▸ **Short exercise**: Look below. Copy each line that has "COMPLETO" in it.

Items from a data source:
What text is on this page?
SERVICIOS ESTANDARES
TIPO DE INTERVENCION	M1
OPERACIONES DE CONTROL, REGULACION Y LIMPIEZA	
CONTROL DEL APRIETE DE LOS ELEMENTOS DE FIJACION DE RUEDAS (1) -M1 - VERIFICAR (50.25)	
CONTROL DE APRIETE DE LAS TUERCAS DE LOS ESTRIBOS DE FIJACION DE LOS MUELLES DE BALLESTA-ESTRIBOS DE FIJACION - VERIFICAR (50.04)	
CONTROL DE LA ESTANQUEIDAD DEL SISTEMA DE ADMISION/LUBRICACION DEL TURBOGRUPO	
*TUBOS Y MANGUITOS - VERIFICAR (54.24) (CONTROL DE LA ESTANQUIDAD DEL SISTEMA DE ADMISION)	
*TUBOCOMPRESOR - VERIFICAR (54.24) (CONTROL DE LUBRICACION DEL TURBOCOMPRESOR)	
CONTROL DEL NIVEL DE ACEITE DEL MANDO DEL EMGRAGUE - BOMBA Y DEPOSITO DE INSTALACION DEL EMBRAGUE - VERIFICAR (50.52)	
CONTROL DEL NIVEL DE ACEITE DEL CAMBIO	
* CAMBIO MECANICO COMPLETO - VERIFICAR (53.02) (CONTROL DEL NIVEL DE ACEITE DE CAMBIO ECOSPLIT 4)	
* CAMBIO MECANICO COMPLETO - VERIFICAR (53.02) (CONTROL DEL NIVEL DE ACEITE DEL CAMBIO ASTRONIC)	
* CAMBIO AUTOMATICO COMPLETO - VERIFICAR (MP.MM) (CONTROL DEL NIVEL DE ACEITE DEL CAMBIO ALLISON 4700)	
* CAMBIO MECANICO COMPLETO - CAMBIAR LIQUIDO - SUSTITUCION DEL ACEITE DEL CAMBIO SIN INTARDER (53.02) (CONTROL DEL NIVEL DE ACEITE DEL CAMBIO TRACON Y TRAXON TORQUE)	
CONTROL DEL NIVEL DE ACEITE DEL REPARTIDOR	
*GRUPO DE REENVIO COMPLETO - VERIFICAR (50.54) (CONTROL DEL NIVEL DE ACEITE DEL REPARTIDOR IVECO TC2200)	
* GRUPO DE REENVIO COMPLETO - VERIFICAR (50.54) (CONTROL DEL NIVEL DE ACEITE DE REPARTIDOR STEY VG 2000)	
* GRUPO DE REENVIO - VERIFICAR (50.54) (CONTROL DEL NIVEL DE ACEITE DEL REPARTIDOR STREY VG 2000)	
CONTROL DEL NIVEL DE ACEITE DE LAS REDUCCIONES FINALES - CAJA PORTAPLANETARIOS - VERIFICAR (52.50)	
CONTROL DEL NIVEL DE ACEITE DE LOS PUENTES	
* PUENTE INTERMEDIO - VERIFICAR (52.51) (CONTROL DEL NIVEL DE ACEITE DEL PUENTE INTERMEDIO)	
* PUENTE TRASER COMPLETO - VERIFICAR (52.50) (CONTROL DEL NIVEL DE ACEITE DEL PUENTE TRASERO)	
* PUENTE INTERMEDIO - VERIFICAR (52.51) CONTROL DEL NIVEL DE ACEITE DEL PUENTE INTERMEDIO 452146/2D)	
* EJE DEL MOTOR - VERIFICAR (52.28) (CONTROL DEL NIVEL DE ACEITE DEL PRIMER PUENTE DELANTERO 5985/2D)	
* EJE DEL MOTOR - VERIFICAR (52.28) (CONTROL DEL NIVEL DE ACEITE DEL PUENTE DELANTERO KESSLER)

▸ **Exercise solution**:
* CAMBIO MECANICO COMPLETO - VERIFICAR (53.02) (CONTROL DEL NIVEL DE ACEITE DE CAMBIO ECOSPLIT 4)	
* CAMBIO MECANICO COMPLETO - VERIFICAR (53.02) (CONTROL DEL NIVEL DE ACEITE DEL CAMBIO ASTRONIC)	
* CAMBIO AUTOMATICO COMPLETO - VERIFICAR (MP.MM) (CONTROL DEL NIVEL DE ACEITE DEL CAMBIO ALLISON 4700)	
* CAMBIO MECANICO COMPLETO - CAMBIAR LIQUIDO - SUSTITUCION DEL ACEITE DEL CAMBIO SIN INTARDER (53.02) (CONTROL DEL NIVEL DE ACEITE DEL CAMBIO TRACON Y TRAXON TORQUE)	
*GRUPO DE REENVIO COMPLETO - VERIFICAR (50.54) (CONTROL DEL NIVEL DE ACEITE DEL REPARTIDOR IVECO TC2200)	
* GRUPO DE REENVIO COMPLETO - VERIFICAR (50.54) (CONTROL DEL NIVEL DE ACEITE DE REPARTIDOR STEY VG 2000)	
* PUENTE TRASER COMPLETO - VERIFICAR (52.50) (CONTROL DEL NIVEL DE ACEITE DEL PUENTE TRASERO)	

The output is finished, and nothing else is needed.